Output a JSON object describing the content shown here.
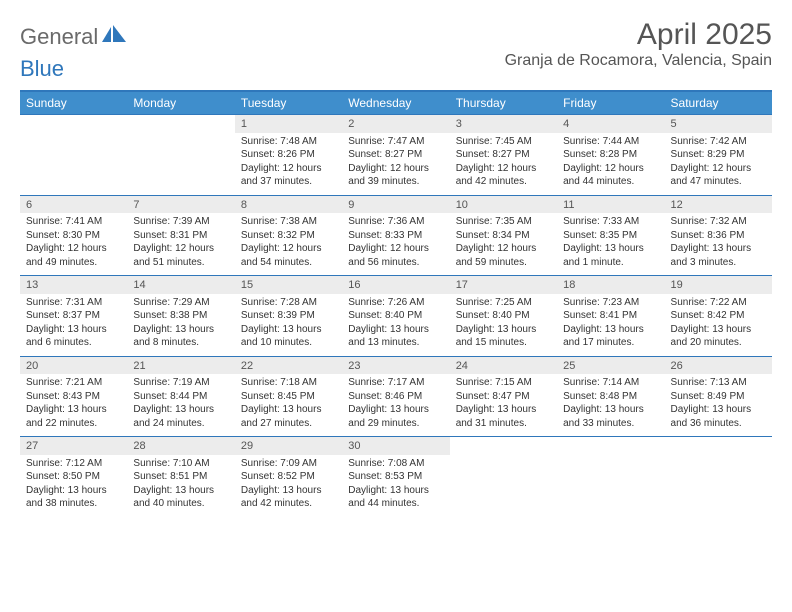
{
  "logo": {
    "text1": "General",
    "text2": "Blue"
  },
  "title": "April 2025",
  "location": "Granja de Rocamora, Valencia, Spain",
  "colors": {
    "header_bg": "#3f8ecc",
    "header_text": "#ffffff",
    "daynum_bg": "#ececec",
    "border": "#2f77bb",
    "title_color": "#555555"
  },
  "days_of_week": [
    "Sunday",
    "Monday",
    "Tuesday",
    "Wednesday",
    "Thursday",
    "Friday",
    "Saturday"
  ],
  "grid": [
    [
      null,
      null,
      {
        "n": "1",
        "sr": "7:48 AM",
        "ss": "8:26 PM",
        "dl": "12 hours and 37 minutes."
      },
      {
        "n": "2",
        "sr": "7:47 AM",
        "ss": "8:27 PM",
        "dl": "12 hours and 39 minutes."
      },
      {
        "n": "3",
        "sr": "7:45 AM",
        "ss": "8:27 PM",
        "dl": "12 hours and 42 minutes."
      },
      {
        "n": "4",
        "sr": "7:44 AM",
        "ss": "8:28 PM",
        "dl": "12 hours and 44 minutes."
      },
      {
        "n": "5",
        "sr": "7:42 AM",
        "ss": "8:29 PM",
        "dl": "12 hours and 47 minutes."
      }
    ],
    [
      {
        "n": "6",
        "sr": "7:41 AM",
        "ss": "8:30 PM",
        "dl": "12 hours and 49 minutes."
      },
      {
        "n": "7",
        "sr": "7:39 AM",
        "ss": "8:31 PM",
        "dl": "12 hours and 51 minutes."
      },
      {
        "n": "8",
        "sr": "7:38 AM",
        "ss": "8:32 PM",
        "dl": "12 hours and 54 minutes."
      },
      {
        "n": "9",
        "sr": "7:36 AM",
        "ss": "8:33 PM",
        "dl": "12 hours and 56 minutes."
      },
      {
        "n": "10",
        "sr": "7:35 AM",
        "ss": "8:34 PM",
        "dl": "12 hours and 59 minutes."
      },
      {
        "n": "11",
        "sr": "7:33 AM",
        "ss": "8:35 PM",
        "dl": "13 hours and 1 minute."
      },
      {
        "n": "12",
        "sr": "7:32 AM",
        "ss": "8:36 PM",
        "dl": "13 hours and 3 minutes."
      }
    ],
    [
      {
        "n": "13",
        "sr": "7:31 AM",
        "ss": "8:37 PM",
        "dl": "13 hours and 6 minutes."
      },
      {
        "n": "14",
        "sr": "7:29 AM",
        "ss": "8:38 PM",
        "dl": "13 hours and 8 minutes."
      },
      {
        "n": "15",
        "sr": "7:28 AM",
        "ss": "8:39 PM",
        "dl": "13 hours and 10 minutes."
      },
      {
        "n": "16",
        "sr": "7:26 AM",
        "ss": "8:40 PM",
        "dl": "13 hours and 13 minutes."
      },
      {
        "n": "17",
        "sr": "7:25 AM",
        "ss": "8:40 PM",
        "dl": "13 hours and 15 minutes."
      },
      {
        "n": "18",
        "sr": "7:23 AM",
        "ss": "8:41 PM",
        "dl": "13 hours and 17 minutes."
      },
      {
        "n": "19",
        "sr": "7:22 AM",
        "ss": "8:42 PM",
        "dl": "13 hours and 20 minutes."
      }
    ],
    [
      {
        "n": "20",
        "sr": "7:21 AM",
        "ss": "8:43 PM",
        "dl": "13 hours and 22 minutes."
      },
      {
        "n": "21",
        "sr": "7:19 AM",
        "ss": "8:44 PM",
        "dl": "13 hours and 24 minutes."
      },
      {
        "n": "22",
        "sr": "7:18 AM",
        "ss": "8:45 PM",
        "dl": "13 hours and 27 minutes."
      },
      {
        "n": "23",
        "sr": "7:17 AM",
        "ss": "8:46 PM",
        "dl": "13 hours and 29 minutes."
      },
      {
        "n": "24",
        "sr": "7:15 AM",
        "ss": "8:47 PM",
        "dl": "13 hours and 31 minutes."
      },
      {
        "n": "25",
        "sr": "7:14 AM",
        "ss": "8:48 PM",
        "dl": "13 hours and 33 minutes."
      },
      {
        "n": "26",
        "sr": "7:13 AM",
        "ss": "8:49 PM",
        "dl": "13 hours and 36 minutes."
      }
    ],
    [
      {
        "n": "27",
        "sr": "7:12 AM",
        "ss": "8:50 PM",
        "dl": "13 hours and 38 minutes."
      },
      {
        "n": "28",
        "sr": "7:10 AM",
        "ss": "8:51 PM",
        "dl": "13 hours and 40 minutes."
      },
      {
        "n": "29",
        "sr": "7:09 AM",
        "ss": "8:52 PM",
        "dl": "13 hours and 42 minutes."
      },
      {
        "n": "30",
        "sr": "7:08 AM",
        "ss": "8:53 PM",
        "dl": "13 hours and 44 minutes."
      },
      null,
      null,
      null
    ]
  ],
  "labels": {
    "sunrise": "Sunrise:",
    "sunset": "Sunset:",
    "daylight": "Daylight:"
  }
}
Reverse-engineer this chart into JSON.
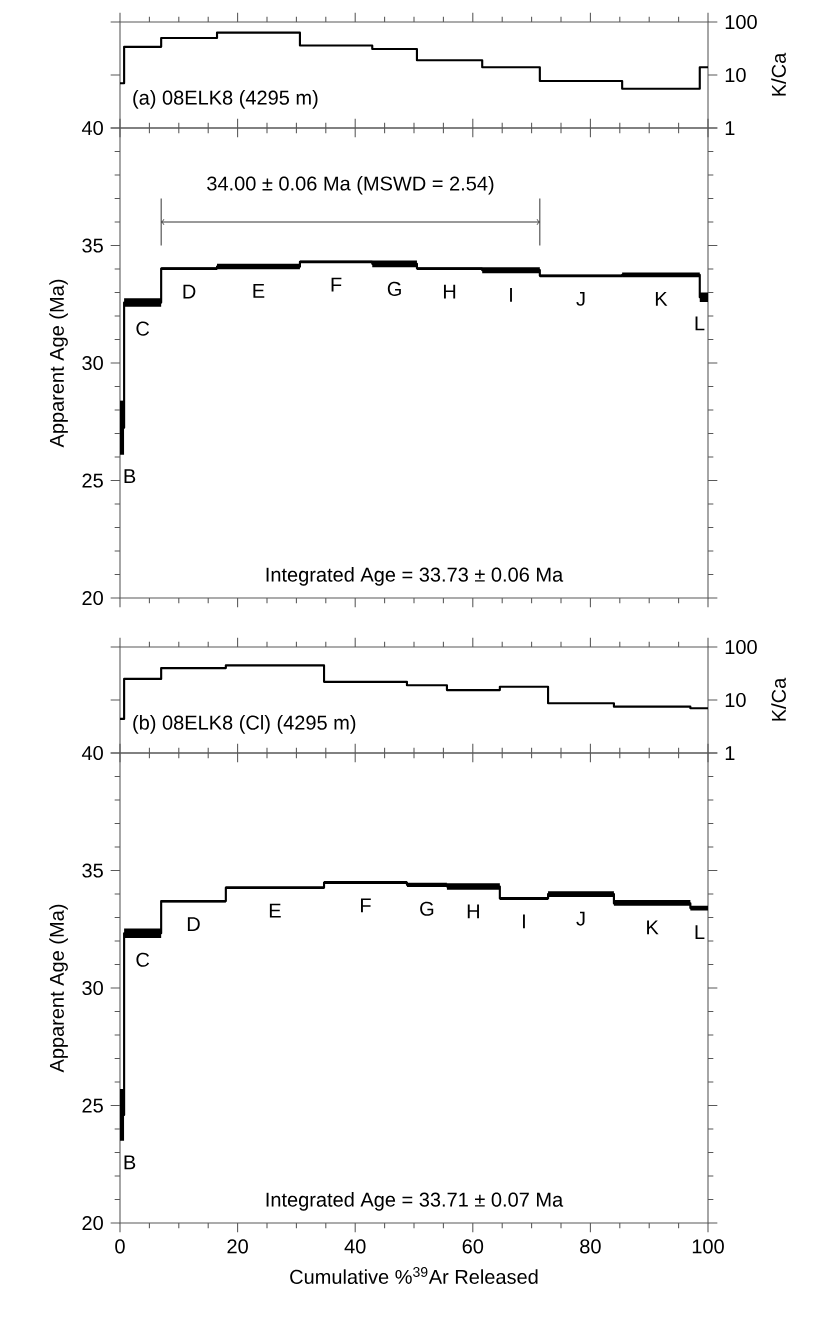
{
  "chart_data": [
    {
      "type": "step",
      "title": "(a) 08ELK8 (4295 m)",
      "y2label": "K/Ca",
      "xlim": [
        0,
        100
      ],
      "xticks": [
        0,
        20,
        40,
        60,
        80,
        100
      ],
      "y2lim": [
        1,
        100
      ],
      "y2ticks": [
        1,
        10,
        100
      ],
      "log": "y2",
      "tick_labels": "y",
      "series": [
        {
          "color": "#000000",
          "axis": "y2",
          "x": [
            0,
            0.7,
            7.0,
            16.5,
            30.6,
            42.9,
            50.5,
            61.6,
            71.4,
            85.4,
            98.6,
            100
          ],
          "values": [
            7,
            34,
            50,
            63,
            36,
            31,
            19,
            14,
            7.7,
            5.5,
            14,
            14
          ]
        }
      ]
    },
    {
      "type": "step",
      "ylabel": "Apparent Age (Ma)",
      "xlim": [
        0,
        100
      ],
      "xticks": [
        0,
        20,
        40,
        60,
        80,
        100
      ],
      "ylim": [
        20,
        40
      ],
      "yticks": [
        20,
        25,
        30,
        35,
        40
      ],
      "tick_labels": "y",
      "series": [
        {
          "color": "#000000",
          "x": [
            0,
            0.7,
            7.0,
            16.5,
            30.6,
            42.9,
            50.5,
            61.6,
            71.4,
            85.4,
            98.6,
            100
          ],
          "values": [
            27.25,
            32.57,
            34.02,
            34.1,
            34.31,
            34.22,
            34.02,
            33.95,
            33.71,
            33.75,
            32.8,
            32.8
          ],
          "lower": [
            26.1,
            32.39,
            33.96,
            33.99,
            34.25,
            34.08,
            33.96,
            33.82,
            33.65,
            33.65,
            32.6,
            32.6
          ],
          "upper": [
            28.4,
            32.76,
            34.08,
            34.22,
            34.36,
            34.36,
            34.08,
            34.08,
            33.77,
            33.85,
            33.0,
            33.0
          ]
        },
        {
          "type": "line",
          "color": "#000000",
          "marker": "cross",
          "x": [
            7.0,
            71.4
          ],
          "values": [
            36.0,
            36.0
          ]
        }
      ],
      "annotations": [
        "B",
        "C",
        "D",
        "E",
        "F",
        "G",
        "H",
        "I",
        "J",
        "K",
        "L",
        "Integrated Age = 33.73 ± 0.06 Ma",
        {
          "text": "34.00 ± 0.06 Ma (MSWD = 2.54)",
          "x": 39.2,
          "y": 36.0
        }
      ]
    },
    {
      "type": "step",
      "title": "(b) 08ELK8 (Cl) (4295 m)",
      "y2label": "K/Ca",
      "xlim": [
        0,
        100
      ],
      "xticks": [
        0,
        20,
        40,
        60,
        80,
        100
      ],
      "y2lim": [
        1,
        100
      ],
      "y2ticks": [
        1,
        10,
        100
      ],
      "log": "y2",
      "tick_labels": "y",
      "series": [
        {
          "color": "#000000",
          "axis": "y2",
          "x": [
            0,
            0.7,
            7.0,
            18.0,
            34.7,
            48.8,
            55.6,
            64.6,
            72.8,
            84.0,
            97.0,
            100
          ],
          "values": [
            4.4,
            25,
            40,
            45,
            22,
            19,
            15.4,
            17.8,
            8.7,
            7.5,
            7,
            7
          ]
        }
      ]
    },
    {
      "type": "step",
      "ylabel": "Apparent Age (Ma)",
      "xlabel": "Cumulative %$^{39}$Ar Released",
      "xlim": [
        0,
        100
      ],
      "xticks": [
        0,
        20,
        40,
        60,
        80,
        100
      ],
      "ylim": [
        20,
        40
      ],
      "yticks": [
        20,
        25,
        30,
        35,
        40
      ],
      "series": [
        {
          "color": "#000000",
          "x": [
            0,
            0.7,
            7.0,
            18.0,
            34.7,
            48.8,
            55.6,
            64.6,
            72.8,
            84.0,
            97.0,
            100
          ],
          "values": [
            24.6,
            32.33,
            33.7,
            34.27,
            34.49,
            34.39,
            34.32,
            33.81,
            34.0,
            33.6,
            33.4,
            33.4
          ],
          "lower": [
            23.5,
            32.13,
            33.64,
            34.21,
            34.43,
            34.3,
            34.18,
            33.75,
            33.87,
            33.5,
            33.3,
            33.3
          ],
          "upper": [
            25.7,
            32.53,
            33.75,
            34.32,
            34.55,
            34.48,
            34.46,
            33.87,
            34.12,
            33.75,
            33.5,
            33.5
          ]
        }
      ],
      "annotations": [
        "B",
        "C",
        "D",
        "E",
        "F",
        "G",
        "H",
        "I",
        "J",
        "K",
        "L",
        "Integrated Age = 33.71 ± 0.07 Ma"
      ]
    }
  ]
}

-*-

_JOB_.
The answer is a single number, the count of lines in the records that contain the string "JSON".

_ANSWER TO THE TASK_.
2